■ **TASK BRIEF**: Scan the records below. List lines holding "prayer".

(Dataset rows)
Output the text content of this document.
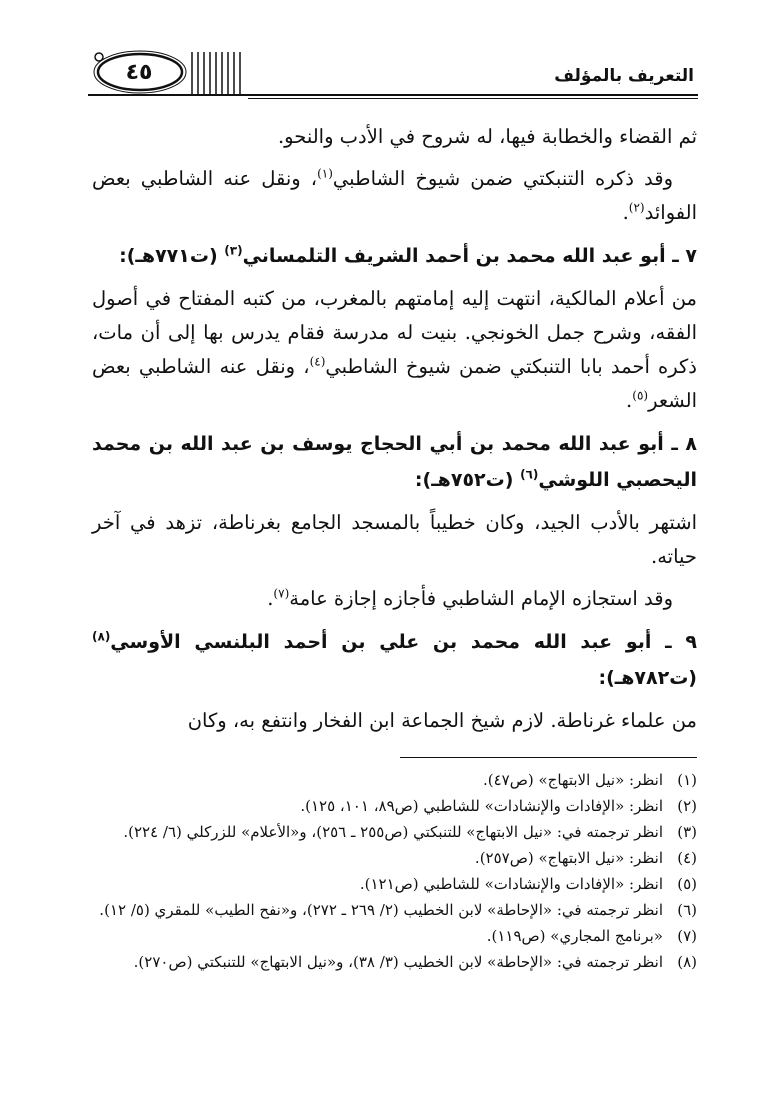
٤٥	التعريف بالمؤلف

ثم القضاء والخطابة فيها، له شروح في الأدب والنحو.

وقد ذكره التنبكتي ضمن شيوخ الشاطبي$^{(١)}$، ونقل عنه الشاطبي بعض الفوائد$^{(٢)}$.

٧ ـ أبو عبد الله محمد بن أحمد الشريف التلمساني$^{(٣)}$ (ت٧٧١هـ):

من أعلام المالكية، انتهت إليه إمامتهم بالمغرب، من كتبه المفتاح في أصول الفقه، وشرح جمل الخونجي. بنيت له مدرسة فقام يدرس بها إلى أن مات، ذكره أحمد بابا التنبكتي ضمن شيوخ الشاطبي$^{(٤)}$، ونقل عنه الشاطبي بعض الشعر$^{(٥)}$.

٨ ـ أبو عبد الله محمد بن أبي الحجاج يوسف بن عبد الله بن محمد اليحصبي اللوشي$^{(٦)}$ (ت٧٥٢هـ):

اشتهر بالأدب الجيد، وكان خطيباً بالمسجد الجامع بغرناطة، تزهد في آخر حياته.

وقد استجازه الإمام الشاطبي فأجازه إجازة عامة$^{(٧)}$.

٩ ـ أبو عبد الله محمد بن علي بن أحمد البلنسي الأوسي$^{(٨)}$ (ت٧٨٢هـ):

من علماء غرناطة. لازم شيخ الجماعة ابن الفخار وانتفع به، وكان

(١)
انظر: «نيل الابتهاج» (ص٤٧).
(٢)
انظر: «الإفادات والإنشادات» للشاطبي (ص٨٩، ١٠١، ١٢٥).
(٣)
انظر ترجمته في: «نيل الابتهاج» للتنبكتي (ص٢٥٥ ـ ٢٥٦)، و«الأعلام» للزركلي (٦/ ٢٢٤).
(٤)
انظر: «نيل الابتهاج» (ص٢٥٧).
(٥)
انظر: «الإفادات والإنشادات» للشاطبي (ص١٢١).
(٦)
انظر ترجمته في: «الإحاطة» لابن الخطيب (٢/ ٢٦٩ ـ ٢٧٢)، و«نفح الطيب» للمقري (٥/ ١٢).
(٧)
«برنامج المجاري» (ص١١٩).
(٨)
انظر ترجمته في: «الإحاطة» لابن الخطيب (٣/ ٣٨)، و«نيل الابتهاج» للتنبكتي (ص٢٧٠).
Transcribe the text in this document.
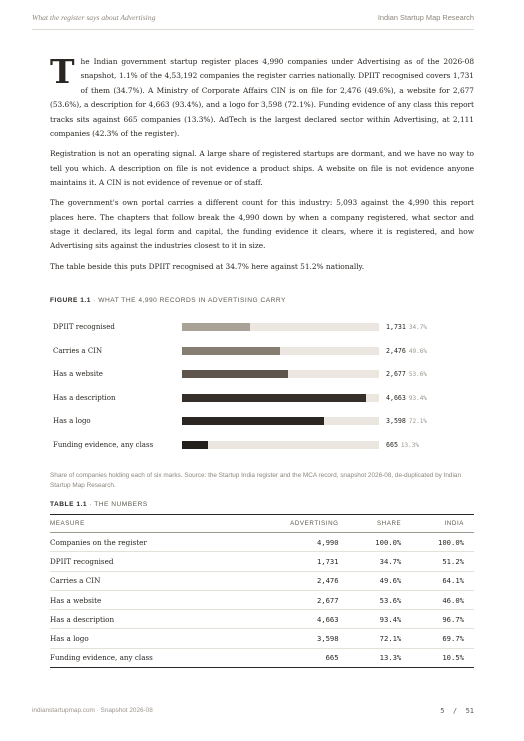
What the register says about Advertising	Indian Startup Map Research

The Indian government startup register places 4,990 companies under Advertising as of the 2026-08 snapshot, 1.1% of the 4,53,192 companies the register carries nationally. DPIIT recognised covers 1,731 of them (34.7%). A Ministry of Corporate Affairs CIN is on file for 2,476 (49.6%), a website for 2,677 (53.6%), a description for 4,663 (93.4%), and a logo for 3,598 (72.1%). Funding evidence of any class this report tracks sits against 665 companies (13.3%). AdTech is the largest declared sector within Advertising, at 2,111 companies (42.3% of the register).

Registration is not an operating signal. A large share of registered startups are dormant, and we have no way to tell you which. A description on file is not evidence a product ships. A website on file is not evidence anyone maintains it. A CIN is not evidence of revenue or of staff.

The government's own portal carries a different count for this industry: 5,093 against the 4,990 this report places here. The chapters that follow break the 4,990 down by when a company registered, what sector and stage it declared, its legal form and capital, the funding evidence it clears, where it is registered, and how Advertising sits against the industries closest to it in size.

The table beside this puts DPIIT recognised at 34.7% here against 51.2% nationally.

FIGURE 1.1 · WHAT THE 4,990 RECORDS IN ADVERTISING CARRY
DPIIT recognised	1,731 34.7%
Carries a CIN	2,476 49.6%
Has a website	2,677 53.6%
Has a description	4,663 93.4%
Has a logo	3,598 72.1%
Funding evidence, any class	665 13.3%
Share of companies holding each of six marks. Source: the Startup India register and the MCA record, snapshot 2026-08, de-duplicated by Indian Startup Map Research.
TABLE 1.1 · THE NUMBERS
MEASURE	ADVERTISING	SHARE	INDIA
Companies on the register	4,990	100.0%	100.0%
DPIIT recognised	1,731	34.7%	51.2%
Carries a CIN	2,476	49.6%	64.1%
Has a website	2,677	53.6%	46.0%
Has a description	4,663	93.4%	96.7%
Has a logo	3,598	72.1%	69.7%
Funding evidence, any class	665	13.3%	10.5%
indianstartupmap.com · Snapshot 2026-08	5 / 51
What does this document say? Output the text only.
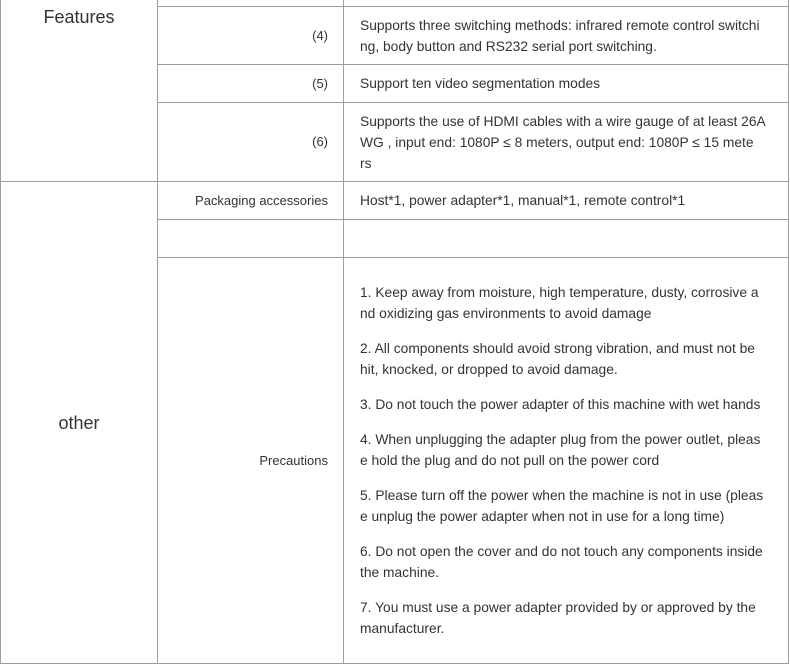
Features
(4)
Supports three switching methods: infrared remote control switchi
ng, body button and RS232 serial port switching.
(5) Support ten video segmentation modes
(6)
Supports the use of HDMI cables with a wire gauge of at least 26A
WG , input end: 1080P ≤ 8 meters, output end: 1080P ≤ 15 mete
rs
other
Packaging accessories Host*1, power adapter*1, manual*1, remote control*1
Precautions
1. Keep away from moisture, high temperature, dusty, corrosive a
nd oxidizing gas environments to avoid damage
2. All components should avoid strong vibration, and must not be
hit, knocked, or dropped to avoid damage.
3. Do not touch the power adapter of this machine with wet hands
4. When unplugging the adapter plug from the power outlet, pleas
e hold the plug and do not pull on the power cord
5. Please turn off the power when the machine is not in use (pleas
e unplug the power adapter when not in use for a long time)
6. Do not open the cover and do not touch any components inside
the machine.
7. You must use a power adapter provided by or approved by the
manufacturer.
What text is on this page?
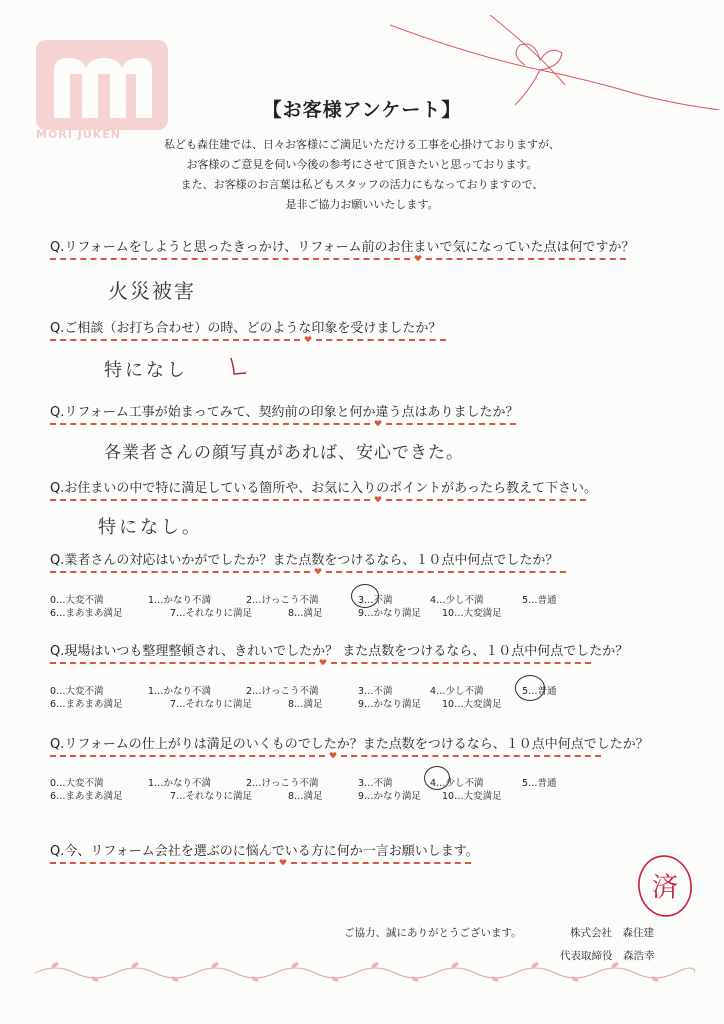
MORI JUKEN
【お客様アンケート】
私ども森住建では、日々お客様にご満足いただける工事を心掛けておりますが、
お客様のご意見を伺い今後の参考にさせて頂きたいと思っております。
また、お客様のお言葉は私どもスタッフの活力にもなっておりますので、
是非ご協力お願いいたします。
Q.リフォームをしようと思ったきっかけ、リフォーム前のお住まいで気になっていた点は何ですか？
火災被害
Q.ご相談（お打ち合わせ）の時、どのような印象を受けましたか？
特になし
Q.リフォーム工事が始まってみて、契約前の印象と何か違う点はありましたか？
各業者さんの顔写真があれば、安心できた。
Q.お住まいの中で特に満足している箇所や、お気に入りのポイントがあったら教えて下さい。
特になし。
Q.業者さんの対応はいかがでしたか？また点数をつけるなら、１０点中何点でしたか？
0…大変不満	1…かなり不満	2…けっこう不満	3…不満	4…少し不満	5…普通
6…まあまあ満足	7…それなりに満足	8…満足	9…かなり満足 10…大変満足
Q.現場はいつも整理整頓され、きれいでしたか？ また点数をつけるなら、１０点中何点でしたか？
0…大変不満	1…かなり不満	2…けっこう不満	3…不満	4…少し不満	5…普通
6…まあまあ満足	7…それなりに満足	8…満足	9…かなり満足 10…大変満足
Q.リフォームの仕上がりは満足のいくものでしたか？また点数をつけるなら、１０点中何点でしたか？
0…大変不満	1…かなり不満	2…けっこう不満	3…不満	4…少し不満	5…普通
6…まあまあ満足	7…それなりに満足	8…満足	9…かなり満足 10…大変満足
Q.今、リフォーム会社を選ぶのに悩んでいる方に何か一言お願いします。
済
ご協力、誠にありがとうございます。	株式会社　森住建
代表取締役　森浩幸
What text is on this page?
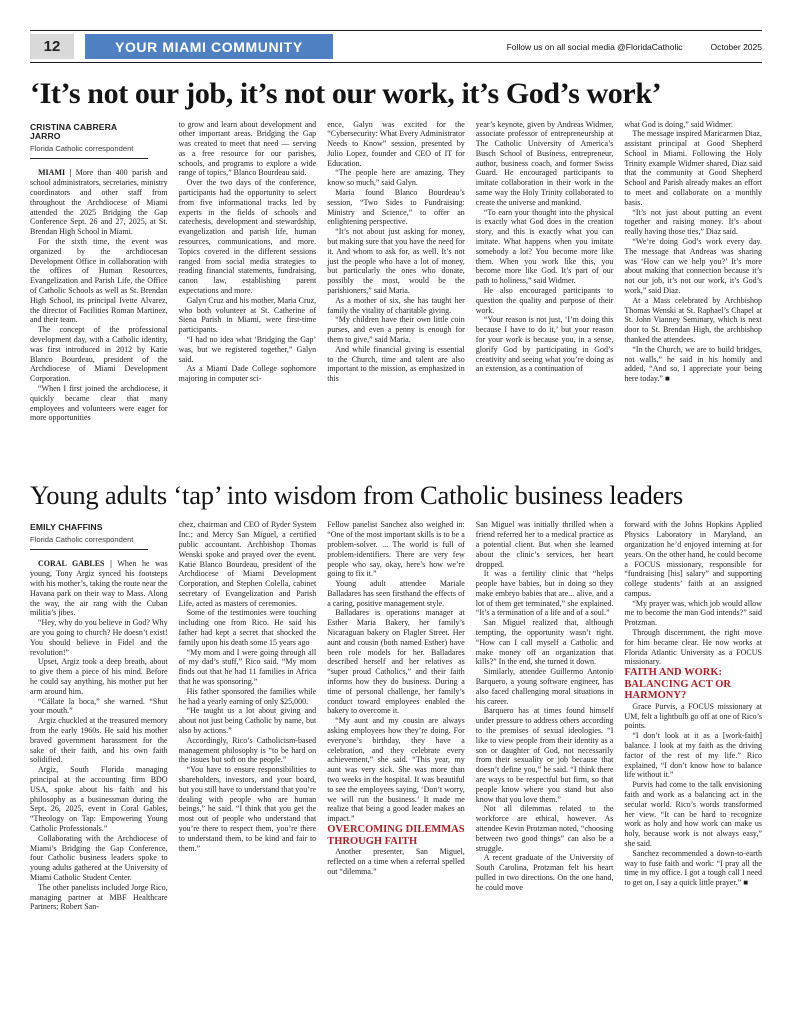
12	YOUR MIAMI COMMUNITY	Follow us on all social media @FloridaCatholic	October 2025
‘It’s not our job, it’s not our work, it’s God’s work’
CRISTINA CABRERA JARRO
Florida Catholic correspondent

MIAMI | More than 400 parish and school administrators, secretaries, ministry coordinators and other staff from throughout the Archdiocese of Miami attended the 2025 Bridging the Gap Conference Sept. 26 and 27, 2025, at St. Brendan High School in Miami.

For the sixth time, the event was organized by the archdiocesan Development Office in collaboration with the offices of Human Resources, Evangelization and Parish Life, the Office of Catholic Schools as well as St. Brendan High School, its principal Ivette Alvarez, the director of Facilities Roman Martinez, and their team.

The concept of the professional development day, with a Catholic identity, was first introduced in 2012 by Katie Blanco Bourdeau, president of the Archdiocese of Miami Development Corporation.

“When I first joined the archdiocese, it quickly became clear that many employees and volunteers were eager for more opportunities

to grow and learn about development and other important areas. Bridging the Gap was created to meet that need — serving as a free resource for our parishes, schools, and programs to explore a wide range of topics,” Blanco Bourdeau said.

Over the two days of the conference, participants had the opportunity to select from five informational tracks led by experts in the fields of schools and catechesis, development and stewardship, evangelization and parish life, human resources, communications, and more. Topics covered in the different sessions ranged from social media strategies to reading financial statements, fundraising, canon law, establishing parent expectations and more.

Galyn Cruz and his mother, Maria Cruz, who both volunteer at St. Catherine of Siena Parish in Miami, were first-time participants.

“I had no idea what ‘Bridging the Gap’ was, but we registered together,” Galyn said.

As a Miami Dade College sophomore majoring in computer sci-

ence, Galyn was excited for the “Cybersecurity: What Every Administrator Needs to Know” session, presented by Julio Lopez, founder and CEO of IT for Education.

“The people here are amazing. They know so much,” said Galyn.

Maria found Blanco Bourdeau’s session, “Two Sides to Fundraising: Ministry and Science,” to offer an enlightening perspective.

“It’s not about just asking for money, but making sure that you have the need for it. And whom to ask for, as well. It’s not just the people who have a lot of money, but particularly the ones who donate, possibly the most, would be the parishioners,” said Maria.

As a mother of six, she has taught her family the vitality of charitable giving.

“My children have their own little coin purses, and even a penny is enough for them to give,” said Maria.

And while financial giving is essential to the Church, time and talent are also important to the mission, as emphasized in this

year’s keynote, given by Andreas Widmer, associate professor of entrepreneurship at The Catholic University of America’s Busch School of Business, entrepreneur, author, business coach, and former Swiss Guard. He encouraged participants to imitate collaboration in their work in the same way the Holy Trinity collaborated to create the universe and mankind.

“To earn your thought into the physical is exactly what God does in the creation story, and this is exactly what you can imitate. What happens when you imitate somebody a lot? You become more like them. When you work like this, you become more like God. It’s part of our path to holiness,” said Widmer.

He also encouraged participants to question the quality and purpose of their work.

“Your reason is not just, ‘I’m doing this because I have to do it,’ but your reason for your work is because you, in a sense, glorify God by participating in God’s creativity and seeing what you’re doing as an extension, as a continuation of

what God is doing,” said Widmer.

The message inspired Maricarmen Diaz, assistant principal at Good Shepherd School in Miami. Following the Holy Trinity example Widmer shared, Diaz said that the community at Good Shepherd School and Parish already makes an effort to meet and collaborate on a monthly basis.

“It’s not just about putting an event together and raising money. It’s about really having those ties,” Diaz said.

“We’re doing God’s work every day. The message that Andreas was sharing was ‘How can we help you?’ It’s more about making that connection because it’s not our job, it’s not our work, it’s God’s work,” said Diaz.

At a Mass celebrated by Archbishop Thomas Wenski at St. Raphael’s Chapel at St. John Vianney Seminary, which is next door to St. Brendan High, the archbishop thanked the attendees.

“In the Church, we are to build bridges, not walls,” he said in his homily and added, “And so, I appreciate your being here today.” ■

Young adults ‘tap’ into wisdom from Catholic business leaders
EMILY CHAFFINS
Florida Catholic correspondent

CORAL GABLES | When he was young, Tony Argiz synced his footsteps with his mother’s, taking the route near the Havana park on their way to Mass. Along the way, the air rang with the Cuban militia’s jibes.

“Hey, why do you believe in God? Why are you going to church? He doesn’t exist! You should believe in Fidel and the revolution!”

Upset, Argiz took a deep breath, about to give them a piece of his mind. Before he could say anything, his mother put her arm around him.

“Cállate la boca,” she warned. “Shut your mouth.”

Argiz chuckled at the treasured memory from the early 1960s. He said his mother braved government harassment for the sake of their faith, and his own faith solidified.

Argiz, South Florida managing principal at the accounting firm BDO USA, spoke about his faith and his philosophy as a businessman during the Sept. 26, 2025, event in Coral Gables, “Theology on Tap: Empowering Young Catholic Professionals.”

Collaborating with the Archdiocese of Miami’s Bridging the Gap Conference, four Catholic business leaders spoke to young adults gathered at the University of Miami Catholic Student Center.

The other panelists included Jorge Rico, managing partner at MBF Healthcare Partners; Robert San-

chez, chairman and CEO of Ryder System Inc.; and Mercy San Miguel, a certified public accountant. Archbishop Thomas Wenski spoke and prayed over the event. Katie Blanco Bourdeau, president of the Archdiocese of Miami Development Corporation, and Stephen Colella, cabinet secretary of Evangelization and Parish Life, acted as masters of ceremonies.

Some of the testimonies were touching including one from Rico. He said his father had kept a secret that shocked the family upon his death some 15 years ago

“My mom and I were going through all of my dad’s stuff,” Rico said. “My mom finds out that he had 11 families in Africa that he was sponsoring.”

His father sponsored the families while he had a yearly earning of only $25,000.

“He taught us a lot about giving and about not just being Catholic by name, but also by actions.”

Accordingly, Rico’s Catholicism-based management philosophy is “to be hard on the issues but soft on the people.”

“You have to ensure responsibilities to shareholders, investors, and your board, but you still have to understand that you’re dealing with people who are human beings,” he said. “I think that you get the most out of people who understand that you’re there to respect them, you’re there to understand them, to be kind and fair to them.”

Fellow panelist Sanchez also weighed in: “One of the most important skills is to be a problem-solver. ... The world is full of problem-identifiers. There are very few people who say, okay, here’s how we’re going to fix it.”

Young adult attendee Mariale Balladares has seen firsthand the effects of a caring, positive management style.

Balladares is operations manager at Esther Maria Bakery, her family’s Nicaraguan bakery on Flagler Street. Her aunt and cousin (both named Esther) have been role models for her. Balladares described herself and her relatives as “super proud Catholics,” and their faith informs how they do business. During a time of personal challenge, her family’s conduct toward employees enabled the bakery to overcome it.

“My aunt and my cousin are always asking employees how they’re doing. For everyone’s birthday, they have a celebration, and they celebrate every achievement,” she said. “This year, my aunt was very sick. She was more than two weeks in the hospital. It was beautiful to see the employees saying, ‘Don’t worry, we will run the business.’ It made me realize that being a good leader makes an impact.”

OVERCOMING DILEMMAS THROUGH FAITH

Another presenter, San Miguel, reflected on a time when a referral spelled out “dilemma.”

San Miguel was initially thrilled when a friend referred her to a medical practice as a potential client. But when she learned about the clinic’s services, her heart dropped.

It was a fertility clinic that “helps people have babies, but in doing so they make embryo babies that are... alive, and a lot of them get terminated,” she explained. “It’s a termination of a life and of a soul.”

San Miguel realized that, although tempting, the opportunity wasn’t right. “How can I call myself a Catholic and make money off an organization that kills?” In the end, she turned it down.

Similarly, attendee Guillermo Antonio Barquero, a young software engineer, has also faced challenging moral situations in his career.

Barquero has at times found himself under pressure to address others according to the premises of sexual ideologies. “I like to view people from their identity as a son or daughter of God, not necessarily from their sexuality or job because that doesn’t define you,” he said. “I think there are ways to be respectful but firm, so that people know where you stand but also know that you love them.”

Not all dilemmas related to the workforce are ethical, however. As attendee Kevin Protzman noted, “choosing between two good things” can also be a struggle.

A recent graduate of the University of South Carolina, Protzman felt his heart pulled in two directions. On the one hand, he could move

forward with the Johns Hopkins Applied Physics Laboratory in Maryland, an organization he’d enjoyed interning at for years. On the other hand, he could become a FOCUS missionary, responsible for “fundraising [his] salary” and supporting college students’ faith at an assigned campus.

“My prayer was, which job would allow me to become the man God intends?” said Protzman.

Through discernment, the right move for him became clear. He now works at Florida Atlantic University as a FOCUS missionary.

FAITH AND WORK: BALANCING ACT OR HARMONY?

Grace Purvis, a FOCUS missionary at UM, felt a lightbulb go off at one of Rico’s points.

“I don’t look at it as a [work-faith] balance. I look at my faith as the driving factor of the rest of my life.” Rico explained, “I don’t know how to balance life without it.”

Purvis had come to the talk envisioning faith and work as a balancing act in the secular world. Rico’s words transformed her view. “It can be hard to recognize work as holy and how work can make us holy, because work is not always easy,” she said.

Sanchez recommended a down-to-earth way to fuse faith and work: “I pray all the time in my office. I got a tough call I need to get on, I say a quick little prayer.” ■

■ **REPLY**:
“My prayer was, which job would allow me to become the man God intends?” said Protzman.
Sanchez recommended a down-to-earth way to fuse faith and work: “I pray all the time in my office. I got a tough call I need to get on, I say a quick little prayer.” ■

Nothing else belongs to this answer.